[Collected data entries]

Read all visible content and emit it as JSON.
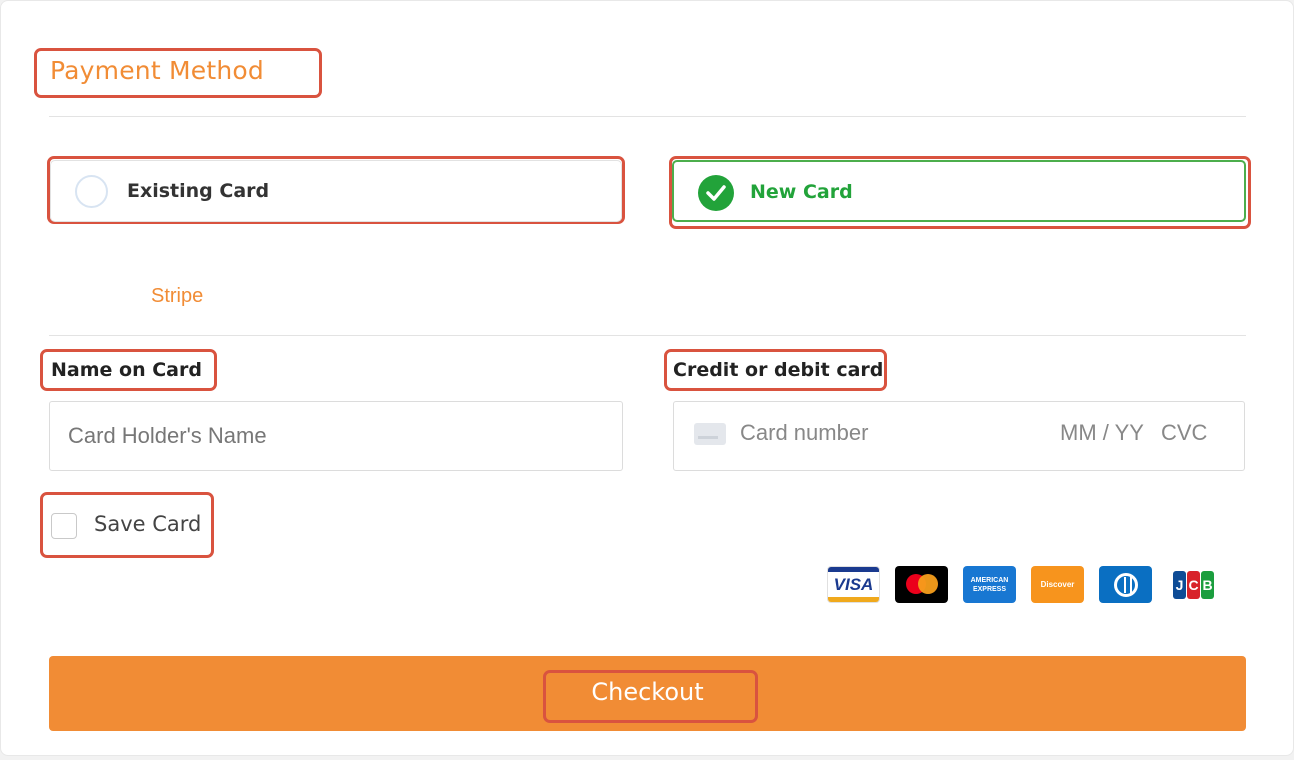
{
  "payment": {
    "title": "Payment Method",
    "options": [
      {
        "label": "Existing Card",
        "selected": false
      },
      {
        "label": "New Card",
        "selected": true
      }
    ],
    "provider_tab": "Stripe"
  },
  "form": {
    "name_label": "Name on Card",
    "name_placeholder": "Card Holder's Name",
    "card_label": "Credit or debit card",
    "card_number_placeholder": "Card number",
    "expiry_placeholder": "MM / YY",
    "cvc_placeholder": "CVC",
    "save_card_label": "Save Card",
    "save_card_checked": false
  },
  "brands": {
    "visa": "VISA",
    "amex_line1": "AMERICAN",
    "amex_line2": "EXPRESS",
    "discover": "Discover",
    "jcb": [
      "J",
      "C",
      "B"
    ]
  },
  "checkout": {
    "label": "Checkout"
  },
  "colors": {
    "accent_orange": "#f18c35",
    "success_green": "#22a33a",
    "highlight_red": "#d9533f"
  }
}
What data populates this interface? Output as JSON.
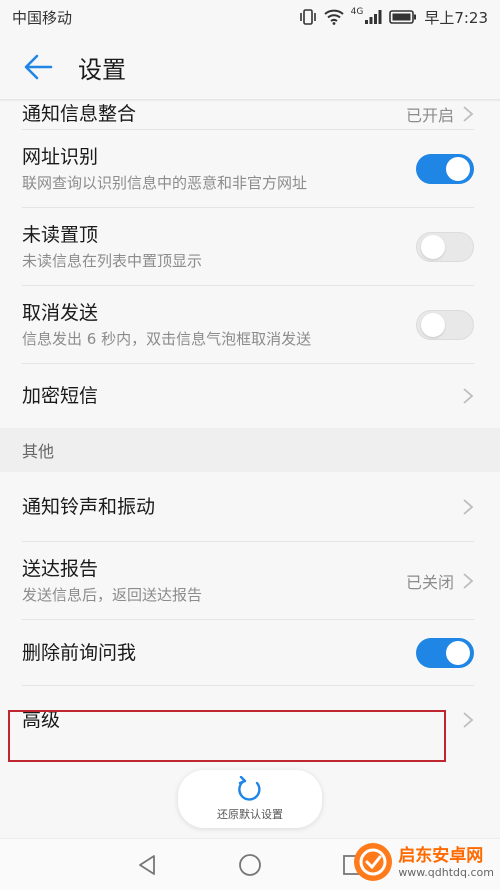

→ **Written exercise**: Scan the entries above. Copy each line that has the string "Name".

→ **Worked answer**:
    "name_label": "Name on Card",
    "name_placeholder": "Card Holder's Name",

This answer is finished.